Provided data =>
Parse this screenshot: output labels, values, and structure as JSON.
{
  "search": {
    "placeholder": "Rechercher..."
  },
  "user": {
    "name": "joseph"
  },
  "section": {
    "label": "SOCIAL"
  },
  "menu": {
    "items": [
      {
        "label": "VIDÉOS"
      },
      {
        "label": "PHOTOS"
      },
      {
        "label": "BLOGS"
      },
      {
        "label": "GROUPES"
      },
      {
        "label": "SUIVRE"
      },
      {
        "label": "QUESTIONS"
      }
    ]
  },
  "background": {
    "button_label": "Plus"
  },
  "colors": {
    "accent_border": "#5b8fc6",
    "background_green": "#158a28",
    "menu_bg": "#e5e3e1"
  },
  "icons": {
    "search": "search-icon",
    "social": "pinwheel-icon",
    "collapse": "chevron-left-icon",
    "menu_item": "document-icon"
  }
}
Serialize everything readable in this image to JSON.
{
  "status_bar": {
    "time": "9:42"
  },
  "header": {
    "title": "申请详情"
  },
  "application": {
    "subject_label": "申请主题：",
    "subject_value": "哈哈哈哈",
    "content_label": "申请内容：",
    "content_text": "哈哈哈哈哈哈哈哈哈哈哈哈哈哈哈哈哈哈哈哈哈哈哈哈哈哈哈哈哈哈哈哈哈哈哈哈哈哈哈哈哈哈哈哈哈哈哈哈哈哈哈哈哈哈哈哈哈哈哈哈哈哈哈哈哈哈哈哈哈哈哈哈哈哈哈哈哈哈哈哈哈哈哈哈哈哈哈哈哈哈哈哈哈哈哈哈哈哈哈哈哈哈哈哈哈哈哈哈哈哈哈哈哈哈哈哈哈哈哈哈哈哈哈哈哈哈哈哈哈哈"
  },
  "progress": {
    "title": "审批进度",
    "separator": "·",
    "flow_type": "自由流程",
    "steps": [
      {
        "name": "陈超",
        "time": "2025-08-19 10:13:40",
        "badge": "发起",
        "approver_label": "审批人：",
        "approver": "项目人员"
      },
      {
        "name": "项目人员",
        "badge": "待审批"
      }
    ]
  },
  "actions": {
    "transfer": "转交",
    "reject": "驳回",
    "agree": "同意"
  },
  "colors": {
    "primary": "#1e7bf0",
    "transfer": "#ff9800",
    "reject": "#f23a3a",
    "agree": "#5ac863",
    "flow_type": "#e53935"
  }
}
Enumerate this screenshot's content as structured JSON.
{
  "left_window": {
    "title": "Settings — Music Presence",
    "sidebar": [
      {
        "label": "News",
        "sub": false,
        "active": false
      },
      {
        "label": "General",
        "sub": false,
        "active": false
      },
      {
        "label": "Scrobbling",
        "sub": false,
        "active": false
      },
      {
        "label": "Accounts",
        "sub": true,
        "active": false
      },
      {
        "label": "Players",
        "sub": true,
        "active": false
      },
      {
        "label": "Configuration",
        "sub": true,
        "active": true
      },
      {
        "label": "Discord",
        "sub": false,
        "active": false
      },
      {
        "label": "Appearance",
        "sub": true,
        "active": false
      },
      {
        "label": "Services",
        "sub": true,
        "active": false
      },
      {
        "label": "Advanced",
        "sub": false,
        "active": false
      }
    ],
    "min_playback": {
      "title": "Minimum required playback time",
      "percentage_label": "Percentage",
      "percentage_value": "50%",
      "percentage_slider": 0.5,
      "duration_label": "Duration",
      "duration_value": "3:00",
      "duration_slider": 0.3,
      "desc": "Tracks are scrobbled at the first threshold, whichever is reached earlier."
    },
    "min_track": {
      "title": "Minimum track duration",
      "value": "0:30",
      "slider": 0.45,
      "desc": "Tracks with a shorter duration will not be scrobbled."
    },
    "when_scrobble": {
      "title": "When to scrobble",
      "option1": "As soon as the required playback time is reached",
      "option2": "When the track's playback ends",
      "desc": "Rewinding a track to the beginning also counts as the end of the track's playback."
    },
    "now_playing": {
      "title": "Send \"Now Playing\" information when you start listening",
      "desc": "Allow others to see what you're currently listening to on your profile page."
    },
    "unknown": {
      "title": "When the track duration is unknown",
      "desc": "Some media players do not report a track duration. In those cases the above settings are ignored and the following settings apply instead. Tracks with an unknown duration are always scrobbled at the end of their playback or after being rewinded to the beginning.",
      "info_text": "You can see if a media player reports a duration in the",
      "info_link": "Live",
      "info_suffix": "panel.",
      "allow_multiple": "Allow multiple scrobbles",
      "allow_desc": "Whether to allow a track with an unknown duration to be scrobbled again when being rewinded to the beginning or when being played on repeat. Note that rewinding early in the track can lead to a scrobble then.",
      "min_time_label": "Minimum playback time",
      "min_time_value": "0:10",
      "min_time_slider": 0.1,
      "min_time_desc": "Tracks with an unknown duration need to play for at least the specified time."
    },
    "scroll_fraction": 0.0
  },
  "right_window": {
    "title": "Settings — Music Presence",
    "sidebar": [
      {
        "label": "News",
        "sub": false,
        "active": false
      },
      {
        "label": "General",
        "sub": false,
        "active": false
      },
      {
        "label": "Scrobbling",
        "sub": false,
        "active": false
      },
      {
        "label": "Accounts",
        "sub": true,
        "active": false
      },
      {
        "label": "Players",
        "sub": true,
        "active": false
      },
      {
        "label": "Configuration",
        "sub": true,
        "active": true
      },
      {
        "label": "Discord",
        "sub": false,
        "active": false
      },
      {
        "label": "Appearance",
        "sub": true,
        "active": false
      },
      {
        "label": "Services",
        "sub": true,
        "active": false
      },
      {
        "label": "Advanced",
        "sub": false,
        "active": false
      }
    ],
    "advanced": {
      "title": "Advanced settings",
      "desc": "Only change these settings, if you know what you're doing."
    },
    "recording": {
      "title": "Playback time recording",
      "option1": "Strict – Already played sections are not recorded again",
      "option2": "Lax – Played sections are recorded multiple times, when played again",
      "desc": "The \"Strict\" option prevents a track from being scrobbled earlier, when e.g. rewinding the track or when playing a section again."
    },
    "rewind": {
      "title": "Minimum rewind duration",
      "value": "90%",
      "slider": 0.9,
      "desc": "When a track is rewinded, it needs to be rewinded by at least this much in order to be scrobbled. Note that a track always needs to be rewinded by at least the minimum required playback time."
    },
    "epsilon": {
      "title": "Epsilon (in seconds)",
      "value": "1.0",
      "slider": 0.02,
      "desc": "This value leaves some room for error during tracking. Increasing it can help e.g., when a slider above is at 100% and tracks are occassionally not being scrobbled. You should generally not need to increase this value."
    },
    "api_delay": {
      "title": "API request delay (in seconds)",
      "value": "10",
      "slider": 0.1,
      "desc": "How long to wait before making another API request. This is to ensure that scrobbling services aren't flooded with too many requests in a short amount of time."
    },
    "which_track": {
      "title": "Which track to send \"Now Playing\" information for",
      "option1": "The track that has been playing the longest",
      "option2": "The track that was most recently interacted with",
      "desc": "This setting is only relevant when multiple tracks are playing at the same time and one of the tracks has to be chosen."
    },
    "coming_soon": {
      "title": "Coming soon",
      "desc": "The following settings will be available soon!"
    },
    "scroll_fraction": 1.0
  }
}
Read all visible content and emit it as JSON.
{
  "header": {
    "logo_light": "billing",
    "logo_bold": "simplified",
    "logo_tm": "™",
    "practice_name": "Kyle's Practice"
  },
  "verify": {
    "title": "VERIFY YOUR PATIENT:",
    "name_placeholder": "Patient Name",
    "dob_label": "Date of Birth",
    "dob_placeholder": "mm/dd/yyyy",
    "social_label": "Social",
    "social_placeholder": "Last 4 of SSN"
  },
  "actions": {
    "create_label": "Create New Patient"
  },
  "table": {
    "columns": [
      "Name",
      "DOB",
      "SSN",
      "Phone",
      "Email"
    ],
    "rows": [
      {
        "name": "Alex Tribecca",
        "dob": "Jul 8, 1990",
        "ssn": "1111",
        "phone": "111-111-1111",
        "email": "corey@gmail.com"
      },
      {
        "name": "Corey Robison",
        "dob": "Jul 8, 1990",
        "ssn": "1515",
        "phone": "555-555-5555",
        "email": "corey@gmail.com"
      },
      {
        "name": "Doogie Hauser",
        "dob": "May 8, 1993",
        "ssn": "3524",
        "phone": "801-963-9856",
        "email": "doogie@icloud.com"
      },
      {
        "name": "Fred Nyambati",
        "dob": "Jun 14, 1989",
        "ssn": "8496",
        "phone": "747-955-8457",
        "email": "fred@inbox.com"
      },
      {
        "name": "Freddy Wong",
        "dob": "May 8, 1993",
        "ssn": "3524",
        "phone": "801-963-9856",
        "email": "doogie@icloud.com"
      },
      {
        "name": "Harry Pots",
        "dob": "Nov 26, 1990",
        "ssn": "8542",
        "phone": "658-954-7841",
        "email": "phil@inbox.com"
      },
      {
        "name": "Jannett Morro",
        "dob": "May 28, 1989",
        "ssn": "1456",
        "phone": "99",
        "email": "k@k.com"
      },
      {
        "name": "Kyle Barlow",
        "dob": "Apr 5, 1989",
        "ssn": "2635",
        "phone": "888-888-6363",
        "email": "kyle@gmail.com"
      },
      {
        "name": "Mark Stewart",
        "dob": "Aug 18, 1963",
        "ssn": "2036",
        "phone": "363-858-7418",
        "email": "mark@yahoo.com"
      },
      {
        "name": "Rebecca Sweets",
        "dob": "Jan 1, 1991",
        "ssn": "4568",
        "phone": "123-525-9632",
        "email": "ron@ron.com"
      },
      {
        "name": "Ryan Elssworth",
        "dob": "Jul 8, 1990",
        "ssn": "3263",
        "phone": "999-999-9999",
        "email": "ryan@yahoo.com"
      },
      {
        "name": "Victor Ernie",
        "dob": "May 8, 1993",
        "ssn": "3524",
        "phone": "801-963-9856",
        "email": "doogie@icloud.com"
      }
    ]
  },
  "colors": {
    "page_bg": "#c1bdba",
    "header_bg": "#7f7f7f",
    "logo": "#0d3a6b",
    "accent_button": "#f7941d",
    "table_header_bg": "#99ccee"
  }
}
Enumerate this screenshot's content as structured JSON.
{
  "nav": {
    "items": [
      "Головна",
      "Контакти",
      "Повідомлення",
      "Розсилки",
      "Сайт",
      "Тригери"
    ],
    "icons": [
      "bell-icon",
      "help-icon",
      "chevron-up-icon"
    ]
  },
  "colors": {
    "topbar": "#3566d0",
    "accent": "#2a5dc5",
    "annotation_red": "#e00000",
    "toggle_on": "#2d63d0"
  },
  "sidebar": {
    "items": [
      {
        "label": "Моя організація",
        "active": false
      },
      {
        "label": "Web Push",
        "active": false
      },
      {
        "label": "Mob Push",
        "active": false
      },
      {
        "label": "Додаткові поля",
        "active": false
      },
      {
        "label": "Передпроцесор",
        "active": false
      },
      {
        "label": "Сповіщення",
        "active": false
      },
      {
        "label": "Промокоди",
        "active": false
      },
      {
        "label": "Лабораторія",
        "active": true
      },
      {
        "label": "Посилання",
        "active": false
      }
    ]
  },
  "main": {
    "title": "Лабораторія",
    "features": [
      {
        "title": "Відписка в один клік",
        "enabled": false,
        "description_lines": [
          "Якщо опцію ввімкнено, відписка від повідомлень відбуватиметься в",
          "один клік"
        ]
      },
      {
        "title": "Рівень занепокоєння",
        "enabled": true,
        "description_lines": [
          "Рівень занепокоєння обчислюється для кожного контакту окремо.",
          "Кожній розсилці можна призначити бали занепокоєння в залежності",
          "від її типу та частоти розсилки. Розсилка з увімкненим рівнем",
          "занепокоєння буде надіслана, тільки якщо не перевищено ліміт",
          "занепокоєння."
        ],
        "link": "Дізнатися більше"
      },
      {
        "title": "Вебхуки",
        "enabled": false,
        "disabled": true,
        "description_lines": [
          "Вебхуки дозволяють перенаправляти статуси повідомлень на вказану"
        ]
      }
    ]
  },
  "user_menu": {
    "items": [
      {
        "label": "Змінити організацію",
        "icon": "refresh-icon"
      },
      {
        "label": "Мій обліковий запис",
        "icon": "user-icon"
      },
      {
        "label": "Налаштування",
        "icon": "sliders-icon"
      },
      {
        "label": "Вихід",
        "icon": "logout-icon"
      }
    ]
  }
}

Prompt => Pull out each line of the records holding the string "клік".

Task answer =>
        "title": "Відписка в один клік",
          "один клік"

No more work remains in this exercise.